━━ Data lines

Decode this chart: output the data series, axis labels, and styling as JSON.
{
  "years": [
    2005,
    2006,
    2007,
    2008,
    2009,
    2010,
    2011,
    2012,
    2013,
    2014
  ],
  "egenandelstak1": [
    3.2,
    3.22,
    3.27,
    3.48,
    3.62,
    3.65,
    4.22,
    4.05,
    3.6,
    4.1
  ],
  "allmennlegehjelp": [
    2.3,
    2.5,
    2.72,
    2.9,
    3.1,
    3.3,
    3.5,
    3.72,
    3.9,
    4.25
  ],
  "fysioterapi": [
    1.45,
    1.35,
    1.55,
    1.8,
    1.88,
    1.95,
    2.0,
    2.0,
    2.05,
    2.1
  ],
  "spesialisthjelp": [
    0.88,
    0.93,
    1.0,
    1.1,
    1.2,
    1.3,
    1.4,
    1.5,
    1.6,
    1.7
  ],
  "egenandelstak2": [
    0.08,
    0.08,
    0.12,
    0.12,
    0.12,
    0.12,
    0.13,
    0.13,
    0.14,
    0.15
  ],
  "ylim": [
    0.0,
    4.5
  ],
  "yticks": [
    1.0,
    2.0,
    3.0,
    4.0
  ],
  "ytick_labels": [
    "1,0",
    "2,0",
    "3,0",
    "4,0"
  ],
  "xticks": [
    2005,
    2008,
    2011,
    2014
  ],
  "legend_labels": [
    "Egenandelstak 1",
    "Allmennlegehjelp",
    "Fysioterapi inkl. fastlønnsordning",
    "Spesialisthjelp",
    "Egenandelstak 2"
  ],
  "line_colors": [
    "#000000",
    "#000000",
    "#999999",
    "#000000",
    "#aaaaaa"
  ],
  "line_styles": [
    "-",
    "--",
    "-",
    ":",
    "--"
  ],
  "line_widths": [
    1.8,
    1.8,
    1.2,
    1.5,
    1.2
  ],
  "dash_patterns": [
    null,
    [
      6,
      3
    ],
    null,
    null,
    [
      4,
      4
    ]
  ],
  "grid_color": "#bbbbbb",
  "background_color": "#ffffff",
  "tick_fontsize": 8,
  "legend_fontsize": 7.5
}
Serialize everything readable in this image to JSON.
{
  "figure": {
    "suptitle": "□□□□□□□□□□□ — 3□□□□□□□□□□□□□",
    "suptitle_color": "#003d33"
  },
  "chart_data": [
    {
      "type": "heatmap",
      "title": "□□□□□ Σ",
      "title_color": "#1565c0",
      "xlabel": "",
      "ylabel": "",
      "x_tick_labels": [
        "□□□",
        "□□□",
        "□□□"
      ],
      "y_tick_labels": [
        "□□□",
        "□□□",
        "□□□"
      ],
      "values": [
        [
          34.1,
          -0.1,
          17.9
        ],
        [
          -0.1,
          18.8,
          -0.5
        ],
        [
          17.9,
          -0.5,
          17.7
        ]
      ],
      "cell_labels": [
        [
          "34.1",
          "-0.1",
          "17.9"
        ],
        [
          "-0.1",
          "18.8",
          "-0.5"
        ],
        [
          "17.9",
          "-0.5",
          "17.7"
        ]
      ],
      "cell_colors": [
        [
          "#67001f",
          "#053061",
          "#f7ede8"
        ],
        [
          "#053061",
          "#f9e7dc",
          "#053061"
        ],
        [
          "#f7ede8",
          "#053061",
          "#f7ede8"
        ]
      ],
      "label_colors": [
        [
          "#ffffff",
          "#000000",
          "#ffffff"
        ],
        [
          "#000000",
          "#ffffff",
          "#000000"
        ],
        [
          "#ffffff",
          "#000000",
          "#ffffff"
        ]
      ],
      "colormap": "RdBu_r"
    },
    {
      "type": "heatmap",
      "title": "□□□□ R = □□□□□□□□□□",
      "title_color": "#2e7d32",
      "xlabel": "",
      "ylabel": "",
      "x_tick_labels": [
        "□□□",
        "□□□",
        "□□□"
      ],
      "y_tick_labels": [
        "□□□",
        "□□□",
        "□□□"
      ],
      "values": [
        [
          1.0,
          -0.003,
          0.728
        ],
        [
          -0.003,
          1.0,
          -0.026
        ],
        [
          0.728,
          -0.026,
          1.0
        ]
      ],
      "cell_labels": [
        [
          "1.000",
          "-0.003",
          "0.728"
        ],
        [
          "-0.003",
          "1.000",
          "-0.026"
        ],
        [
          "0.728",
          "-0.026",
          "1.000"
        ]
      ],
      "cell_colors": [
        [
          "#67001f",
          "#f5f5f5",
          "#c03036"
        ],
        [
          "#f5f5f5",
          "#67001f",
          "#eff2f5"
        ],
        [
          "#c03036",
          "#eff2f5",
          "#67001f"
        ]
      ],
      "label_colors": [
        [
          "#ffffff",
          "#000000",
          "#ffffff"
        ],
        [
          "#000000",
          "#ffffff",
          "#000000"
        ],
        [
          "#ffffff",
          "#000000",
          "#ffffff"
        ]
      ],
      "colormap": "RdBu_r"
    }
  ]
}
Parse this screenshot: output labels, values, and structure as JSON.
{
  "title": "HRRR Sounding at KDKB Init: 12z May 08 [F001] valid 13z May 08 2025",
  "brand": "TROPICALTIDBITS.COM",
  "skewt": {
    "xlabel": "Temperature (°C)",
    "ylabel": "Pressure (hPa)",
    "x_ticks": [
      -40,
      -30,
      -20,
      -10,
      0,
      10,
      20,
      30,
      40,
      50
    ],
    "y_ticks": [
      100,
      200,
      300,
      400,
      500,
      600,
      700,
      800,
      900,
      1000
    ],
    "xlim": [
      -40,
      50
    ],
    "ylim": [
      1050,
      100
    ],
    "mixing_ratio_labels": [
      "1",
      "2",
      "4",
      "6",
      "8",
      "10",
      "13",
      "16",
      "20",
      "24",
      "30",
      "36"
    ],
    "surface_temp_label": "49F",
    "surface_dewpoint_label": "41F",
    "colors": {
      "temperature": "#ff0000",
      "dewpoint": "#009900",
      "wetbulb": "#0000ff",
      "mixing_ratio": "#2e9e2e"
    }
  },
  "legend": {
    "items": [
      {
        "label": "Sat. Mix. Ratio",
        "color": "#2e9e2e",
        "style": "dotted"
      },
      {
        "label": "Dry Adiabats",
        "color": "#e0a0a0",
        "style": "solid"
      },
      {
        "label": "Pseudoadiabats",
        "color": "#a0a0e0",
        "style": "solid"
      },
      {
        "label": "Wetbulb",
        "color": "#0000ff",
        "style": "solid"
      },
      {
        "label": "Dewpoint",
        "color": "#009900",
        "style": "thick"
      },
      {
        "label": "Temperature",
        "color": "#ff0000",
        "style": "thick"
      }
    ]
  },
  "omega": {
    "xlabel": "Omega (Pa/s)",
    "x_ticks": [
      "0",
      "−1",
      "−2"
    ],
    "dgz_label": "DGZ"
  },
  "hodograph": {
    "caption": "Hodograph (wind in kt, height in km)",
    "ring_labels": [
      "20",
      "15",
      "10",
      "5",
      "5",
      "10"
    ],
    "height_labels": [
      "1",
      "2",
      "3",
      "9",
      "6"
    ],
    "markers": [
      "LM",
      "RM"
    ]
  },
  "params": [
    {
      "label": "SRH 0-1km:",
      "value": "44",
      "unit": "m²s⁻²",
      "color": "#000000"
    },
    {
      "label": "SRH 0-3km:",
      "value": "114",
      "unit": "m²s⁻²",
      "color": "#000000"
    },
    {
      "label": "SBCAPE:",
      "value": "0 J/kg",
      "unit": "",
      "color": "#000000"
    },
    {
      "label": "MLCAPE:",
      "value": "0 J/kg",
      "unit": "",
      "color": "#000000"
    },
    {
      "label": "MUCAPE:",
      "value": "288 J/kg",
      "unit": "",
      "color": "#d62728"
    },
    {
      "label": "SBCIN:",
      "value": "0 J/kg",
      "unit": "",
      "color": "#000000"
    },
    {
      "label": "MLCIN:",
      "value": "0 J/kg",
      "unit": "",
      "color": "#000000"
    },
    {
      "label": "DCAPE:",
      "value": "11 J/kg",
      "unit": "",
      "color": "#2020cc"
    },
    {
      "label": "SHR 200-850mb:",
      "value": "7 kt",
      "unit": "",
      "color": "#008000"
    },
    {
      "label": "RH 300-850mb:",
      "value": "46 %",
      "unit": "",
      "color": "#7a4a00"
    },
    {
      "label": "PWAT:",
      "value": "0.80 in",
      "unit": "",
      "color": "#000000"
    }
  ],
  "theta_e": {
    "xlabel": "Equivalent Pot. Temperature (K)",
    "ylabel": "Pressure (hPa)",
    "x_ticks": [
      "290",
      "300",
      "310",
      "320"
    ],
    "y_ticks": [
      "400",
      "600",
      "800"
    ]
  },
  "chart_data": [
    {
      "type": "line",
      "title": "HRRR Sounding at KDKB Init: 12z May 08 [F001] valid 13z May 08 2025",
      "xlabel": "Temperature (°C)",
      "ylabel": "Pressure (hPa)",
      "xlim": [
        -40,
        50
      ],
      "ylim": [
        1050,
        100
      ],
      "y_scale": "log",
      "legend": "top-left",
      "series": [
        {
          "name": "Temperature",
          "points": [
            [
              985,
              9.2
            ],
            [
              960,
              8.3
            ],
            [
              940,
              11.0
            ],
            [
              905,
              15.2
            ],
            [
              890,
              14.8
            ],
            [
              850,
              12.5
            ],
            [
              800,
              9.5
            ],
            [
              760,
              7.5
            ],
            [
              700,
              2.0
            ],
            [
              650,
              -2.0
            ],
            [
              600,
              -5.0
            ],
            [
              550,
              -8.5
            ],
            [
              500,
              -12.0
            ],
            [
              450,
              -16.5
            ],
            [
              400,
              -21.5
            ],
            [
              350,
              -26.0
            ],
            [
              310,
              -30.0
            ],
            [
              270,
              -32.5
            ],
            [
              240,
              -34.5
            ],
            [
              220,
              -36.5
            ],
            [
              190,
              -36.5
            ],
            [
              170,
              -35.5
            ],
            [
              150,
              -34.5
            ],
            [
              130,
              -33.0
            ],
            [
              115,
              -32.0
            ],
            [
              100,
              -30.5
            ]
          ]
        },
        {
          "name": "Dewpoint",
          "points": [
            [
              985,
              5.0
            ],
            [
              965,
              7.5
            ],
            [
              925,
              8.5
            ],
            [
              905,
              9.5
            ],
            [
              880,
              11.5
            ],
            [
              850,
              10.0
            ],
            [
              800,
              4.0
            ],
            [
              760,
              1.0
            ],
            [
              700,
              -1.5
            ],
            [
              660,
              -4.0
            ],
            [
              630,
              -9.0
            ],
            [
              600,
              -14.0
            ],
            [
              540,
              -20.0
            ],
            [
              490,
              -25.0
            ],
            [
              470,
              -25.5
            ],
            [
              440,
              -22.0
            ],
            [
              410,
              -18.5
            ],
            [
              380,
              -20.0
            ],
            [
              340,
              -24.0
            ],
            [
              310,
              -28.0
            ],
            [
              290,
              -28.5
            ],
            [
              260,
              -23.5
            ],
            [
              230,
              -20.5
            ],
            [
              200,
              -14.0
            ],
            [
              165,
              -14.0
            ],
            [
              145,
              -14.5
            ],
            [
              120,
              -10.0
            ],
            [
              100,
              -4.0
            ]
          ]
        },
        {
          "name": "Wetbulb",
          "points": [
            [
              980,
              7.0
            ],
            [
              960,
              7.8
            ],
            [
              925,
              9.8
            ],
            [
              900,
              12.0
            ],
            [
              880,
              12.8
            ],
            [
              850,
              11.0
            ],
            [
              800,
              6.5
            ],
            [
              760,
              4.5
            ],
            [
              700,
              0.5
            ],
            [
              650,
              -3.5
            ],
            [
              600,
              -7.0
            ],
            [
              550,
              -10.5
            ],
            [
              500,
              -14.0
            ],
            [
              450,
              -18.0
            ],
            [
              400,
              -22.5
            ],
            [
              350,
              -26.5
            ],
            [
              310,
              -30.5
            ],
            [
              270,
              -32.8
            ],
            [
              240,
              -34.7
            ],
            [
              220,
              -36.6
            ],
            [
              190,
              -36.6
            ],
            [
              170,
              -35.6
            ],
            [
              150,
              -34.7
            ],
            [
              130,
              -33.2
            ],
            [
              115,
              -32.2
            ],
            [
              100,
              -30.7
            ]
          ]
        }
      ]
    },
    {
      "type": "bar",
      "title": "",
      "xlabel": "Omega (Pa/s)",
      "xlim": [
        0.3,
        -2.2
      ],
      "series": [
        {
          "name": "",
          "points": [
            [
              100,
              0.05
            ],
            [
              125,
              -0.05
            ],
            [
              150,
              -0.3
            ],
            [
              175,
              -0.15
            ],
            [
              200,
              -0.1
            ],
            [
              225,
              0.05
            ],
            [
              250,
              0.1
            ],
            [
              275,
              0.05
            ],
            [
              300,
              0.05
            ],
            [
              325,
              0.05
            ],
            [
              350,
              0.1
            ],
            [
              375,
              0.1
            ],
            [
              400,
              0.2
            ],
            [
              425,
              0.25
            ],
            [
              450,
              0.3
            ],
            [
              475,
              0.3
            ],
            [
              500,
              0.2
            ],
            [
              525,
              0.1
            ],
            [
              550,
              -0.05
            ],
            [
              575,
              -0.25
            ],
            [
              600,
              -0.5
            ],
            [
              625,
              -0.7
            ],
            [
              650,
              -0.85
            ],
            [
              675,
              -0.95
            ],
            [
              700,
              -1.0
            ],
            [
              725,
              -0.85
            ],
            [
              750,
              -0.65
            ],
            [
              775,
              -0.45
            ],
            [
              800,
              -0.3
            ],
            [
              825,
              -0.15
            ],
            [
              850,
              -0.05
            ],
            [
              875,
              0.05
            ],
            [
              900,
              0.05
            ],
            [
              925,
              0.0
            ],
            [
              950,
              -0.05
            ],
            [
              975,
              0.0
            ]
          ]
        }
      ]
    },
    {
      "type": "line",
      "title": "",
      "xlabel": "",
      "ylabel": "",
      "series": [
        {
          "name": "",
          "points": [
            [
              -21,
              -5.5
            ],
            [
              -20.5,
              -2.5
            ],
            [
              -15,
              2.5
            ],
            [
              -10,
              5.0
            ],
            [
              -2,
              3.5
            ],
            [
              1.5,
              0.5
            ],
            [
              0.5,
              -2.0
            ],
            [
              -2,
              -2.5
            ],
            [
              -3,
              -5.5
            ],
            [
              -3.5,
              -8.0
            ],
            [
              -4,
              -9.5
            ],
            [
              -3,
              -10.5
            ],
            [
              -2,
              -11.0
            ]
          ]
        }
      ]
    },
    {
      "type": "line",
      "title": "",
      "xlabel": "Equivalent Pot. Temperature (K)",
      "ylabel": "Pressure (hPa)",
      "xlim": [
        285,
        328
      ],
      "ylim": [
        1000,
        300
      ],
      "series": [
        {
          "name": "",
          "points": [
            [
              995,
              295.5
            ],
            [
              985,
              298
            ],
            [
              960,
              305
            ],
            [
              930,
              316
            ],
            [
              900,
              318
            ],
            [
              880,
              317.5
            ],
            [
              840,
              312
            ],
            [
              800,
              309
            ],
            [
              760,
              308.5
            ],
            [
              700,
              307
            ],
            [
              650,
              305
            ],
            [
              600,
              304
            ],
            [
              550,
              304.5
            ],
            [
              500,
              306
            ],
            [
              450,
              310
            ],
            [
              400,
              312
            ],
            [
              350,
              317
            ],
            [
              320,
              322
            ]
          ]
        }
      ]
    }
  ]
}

━━━━

Look through the listing and extract every line with "Equivalent" in it.

### [Exercise solution]
    "xlabel": "Equivalent Pot. Temperature (K)",
      "xlabel": "Equivalent Pot. Temperature (K)",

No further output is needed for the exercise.